[Opening Stored data section]

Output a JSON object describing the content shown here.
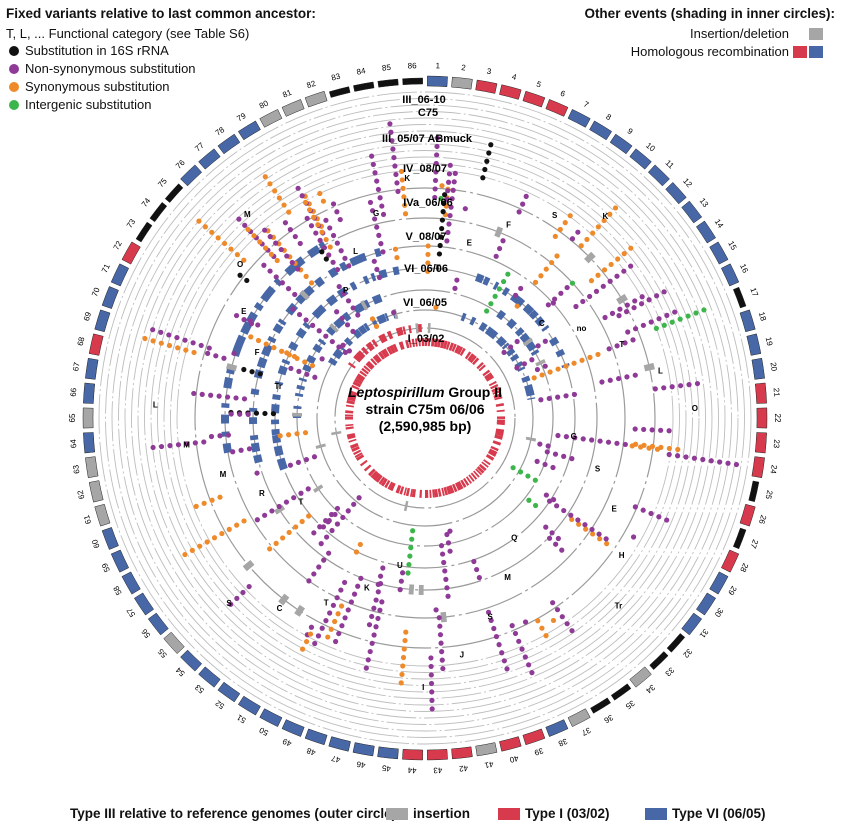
{
  "legend_fixed": {
    "title": "Fixed variants relative to last common ancestor:",
    "subtitle": "T, L, ... Functional category (see Table S6)",
    "items": [
      {
        "label": "Substitution in 16S rRNA",
        "color": "#111111"
      },
      {
        "label": "Non-synonymous substitution",
        "color": "#8e3a96"
      },
      {
        "label": "Synonymous substitution",
        "color": "#ef8a2b"
      },
      {
        "label": "Intergenic substitution",
        "color": "#3cb54a"
      }
    ]
  },
  "legend_other": {
    "title": "Other events (shading in inner circles):",
    "items": [
      {
        "label": "Insertion/deletion",
        "colors": [
          "#a6a6a6"
        ]
      },
      {
        "label": "Homologous recombination",
        "colors": [
          "#d83a4d",
          "#4767a7"
        ]
      }
    ]
  },
  "legend_bottom": {
    "title": "Type III relative to reference genomes (outer circle):",
    "items": [
      {
        "label": "insertion",
        "color": "#a6a6a6"
      },
      {
        "label": "Type I (03/02)",
        "color": "#d83a4d"
      },
      {
        "label": "Type VI (06/05)",
        "color": "#4767a7"
      }
    ]
  },
  "center": {
    "line1_italic": "Leptospirillum",
    "line1_rest": " Group II",
    "line2": "strain C75m 06/06",
    "line3": "(2,590,985 bp)"
  },
  "rings": [
    {
      "label": "III_06-10"
    },
    {
      "label": "C75"
    },
    {
      "label": "III_05/07 ABmuck"
    },
    {
      "label": "IV_08/07"
    },
    {
      "label": "IVa_06/06"
    },
    {
      "label": "V_08/07"
    },
    {
      "label": "VI_06/06"
    },
    {
      "label": "VI_06/05"
    },
    {
      "label": "I_03/02"
    }
  ],
  "segments": [
    "1",
    "2",
    "3",
    "4",
    "5",
    "6",
    "7",
    "8",
    "9",
    "10",
    "11",
    "12",
    "13",
    "14",
    "15",
    "16",
    "17",
    "18",
    "19",
    "20",
    "21",
    "22",
    "23",
    "24",
    "25",
    "26",
    "27",
    "28",
    "29",
    "30",
    "31",
    "32",
    "33",
    "34",
    "35",
    "36",
    "37",
    "38",
    "39",
    "40",
    "41",
    "42",
    "43",
    "44",
    "45",
    "46",
    "47",
    "48",
    "49",
    "50",
    "51",
    "52",
    "53",
    "54",
    "55",
    "56",
    "57",
    "58",
    "59",
    "60",
    "61",
    "62",
    "63",
    "64",
    "65",
    "66",
    "67",
    "68",
    "69",
    "70",
    "71",
    "72",
    "73",
    "74",
    "75",
    "76",
    "77",
    "78",
    "79",
    "80",
    "81",
    "82",
    "83",
    "84",
    "85",
    "86"
  ],
  "segment_colors": [
    "#4767a7",
    "#a6a6a6",
    "#d83a4d",
    "#d83a4d",
    "#d83a4d",
    "#d83a4d",
    "#4767a7",
    "#4767a7",
    "#4767a7",
    "#4767a7",
    "#4767a7",
    "#4767a7",
    "#4767a7",
    "#4767a7",
    "#4767a7",
    "#4767a7",
    "#111111",
    "#4767a7",
    "#4767a7",
    "#4767a7",
    "#d83a4d",
    "#d83a4d",
    "#d83a4d",
    "#d83a4d",
    "#111111",
    "#d83a4d",
    "#111111",
    "#d83a4d",
    "#4767a7",
    "#4767a7",
    "#4767a7",
    "#111111",
    "#111111",
    "#a6a6a6",
    "#111111",
    "#111111",
    "#a6a6a6",
    "#4767a7",
    "#d83a4d",
    "#d83a4d",
    "#a6a6a6",
    "#d83a4d",
    "#d83a4d",
    "#d83a4d",
    "#4767a7",
    "#4767a7",
    "#4767a7",
    "#4767a7",
    "#4767a7",
    "#4767a7",
    "#4767a7",
    "#4767a7",
    "#4767a7",
    "#4767a7",
    "#a6a6a6",
    "#4767a7",
    "#4767a7",
    "#4767a7",
    "#4767a7",
    "#4767a7",
    "#a6a6a6",
    "#a6a6a6",
    "#a6a6a6",
    "#4767a7",
    "#a6a6a6",
    "#4767a7",
    "#4767a7",
    "#d83a4d",
    "#4767a7",
    "#4767a7",
    "#4767a7",
    "#d83a4d",
    "#111111",
    "#111111",
    "#111111",
    "#4767a7",
    "#4767a7",
    "#4767a7",
    "#4767a7",
    "#a6a6a6",
    "#a6a6a6",
    "#a6a6a6",
    "#111111",
    "#111111",
    "#111111",
    "#111111"
  ],
  "category_labels": [
    "T",
    "E",
    "F",
    "S",
    "K",
    "C",
    "no",
    "T",
    "L",
    "O",
    "G",
    "S",
    "E",
    "H",
    "Tr",
    "Q",
    "M",
    "S",
    "J",
    "I",
    "U",
    "K",
    "T",
    "C",
    "S",
    "T",
    "R",
    "M",
    "M",
    "L",
    "Tr",
    "F",
    "E",
    "O",
    "M",
    "P",
    "L",
    "G",
    "K"
  ]
}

[Closing Stored data section]

*Task to complete*. Repeat all entries exactly. Skip the pictures.

*Completed task*.
Output a JSON object describing the content shown here.
{
  "legend_fixed": {
    "title": "Fixed variants relative to last common ancestor:",
    "subtitle": "T, L, ... Functional category (see Table S6)",
    "items": [
      {
        "label": "Substitution in 16S rRNA",
        "color": "#111111"
      },
      {
        "label": "Non-synonymous substitution",
        "color": "#8e3a96"
      },
      {
        "label": "Synonymous substitution",
        "color": "#ef8a2b"
      },
      {
        "label": "Intergenic substitution",
        "color": "#3cb54a"
      }
    ]
  },
  "legend_other": {
    "title": "Other events (shading in inner circles):",
    "items": [
      {
        "label": "Insertion/deletion",
        "colors": [
          "#a6a6a6"
        ]
      },
      {
        "label": "Homologous recombination",
        "colors": [
          "#d83a4d",
          "#4767a7"
        ]
      }
    ]
  },
  "legend_bottom": {
    "title": "Type III relative to reference genomes (outer circle):",
    "items": [
      {
        "label": "insertion",
        "color": "#a6a6a6"
      },
      {
        "label": "Type I (03/02)",
        "color": "#d83a4d"
      },
      {
        "label": "Type VI (06/05)",
        "color": "#4767a7"
      }
    ]
  },
  "center": {
    "line1_italic": "Leptospirillum",
    "line1_rest": " Group II",
    "line2": "strain C75m 06/06",
    "line3": "(2,590,985 bp)"
  },
  "rings": [
    {
      "label": "III_06-10"
    },
    {
      "label": "C75"
    },
    {
      "label": "III_05/07 ABmuck"
    },
    {
      "label": "IV_08/07"
    },
    {
      "label": "IVa_06/06"
    },
    {
      "label": "V_08/07"
    },
    {
      "label": "VI_06/06"
    },
    {
      "label": "VI_06/05"
    },
    {
      "label": "I_03/02"
    }
  ],
  "segments": [
    "1",
    "2",
    "3",
    "4",
    "5",
    "6",
    "7",
    "8",
    "9",
    "10",
    "11",
    "12",
    "13",
    "14",
    "15",
    "16",
    "17",
    "18",
    "19",
    "20",
    "21",
    "22",
    "23",
    "24",
    "25",
    "26",
    "27",
    "28",
    "29",
    "30",
    "31",
    "32",
    "33",
    "34",
    "35",
    "36",
    "37",
    "38",
    "39",
    "40",
    "41",
    "42",
    "43",
    "44",
    "45",
    "46",
    "47",
    "48",
    "49",
    "50",
    "51",
    "52",
    "53",
    "54",
    "55",
    "56",
    "57",
    "58",
    "59",
    "60",
    "61",
    "62",
    "63",
    "64",
    "65",
    "66",
    "67",
    "68",
    "69",
    "70",
    "71",
    "72",
    "73",
    "74",
    "75",
    "76",
    "77",
    "78",
    "79",
    "80",
    "81",
    "82",
    "83",
    "84",
    "85",
    "86"
  ],
  "segment_colors": [
    "#4767a7",
    "#a6a6a6",
    "#d83a4d",
    "#d83a4d",
    "#d83a4d",
    "#d83a4d",
    "#4767a7",
    "#4767a7",
    "#4767a7",
    "#4767a7",
    "#4767a7",
    "#4767a7",
    "#4767a7",
    "#4767a7",
    "#4767a7",
    "#4767a7",
    "#111111",
    "#4767a7",
    "#4767a7",
    "#4767a7",
    "#d83a4d",
    "#d83a4d",
    "#d83a4d",
    "#d83a4d",
    "#111111",
    "#d83a4d",
    "#111111",
    "#d83a4d",
    "#4767a7",
    "#4767a7",
    "#4767a7",
    "#111111",
    "#111111",
    "#a6a6a6",
    "#111111",
    "#111111",
    "#a6a6a6",
    "#4767a7",
    "#d83a4d",
    "#d83a4d",
    "#a6a6a6",
    "#d83a4d",
    "#d83a4d",
    "#d83a4d",
    "#4767a7",
    "#4767a7",
    "#4767a7",
    "#4767a7",
    "#4767a7",
    "#4767a7",
    "#4767a7",
    "#4767a7",
    "#4767a7",
    "#4767a7",
    "#a6a6a6",
    "#4767a7",
    "#4767a7",
    "#4767a7",
    "#4767a7",
    "#4767a7",
    "#a6a6a6",
    "#a6a6a6",
    "#a6a6a6",
    "#4767a7",
    "#a6a6a6",
    "#4767a7",
    "#4767a7",
    "#d83a4d",
    "#4767a7",
    "#4767a7",
    "#4767a7",
    "#d83a4d",
    "#111111",
    "#111111",
    "#111111",
    "#4767a7",
    "#4767a7",
    "#4767a7",
    "#4767a7",
    "#a6a6a6",
    "#a6a6a6",
    "#a6a6a6",
    "#111111",
    "#111111",
    "#111111",
    "#111111"
  ],
  "category_labels": [
    "T",
    "E",
    "F",
    "S",
    "K",
    "C",
    "no",
    "T",
    "L",
    "O",
    "G",
    "S",
    "E",
    "H",
    "Tr",
    "Q",
    "M",
    "S",
    "J",
    "I",
    "U",
    "K",
    "T",
    "C",
    "S",
    "T",
    "R",
    "M",
    "M",
    "L",
    "Tr",
    "F",
    "E",
    "O",
    "M",
    "P",
    "L",
    "G",
    "K"
  ]
}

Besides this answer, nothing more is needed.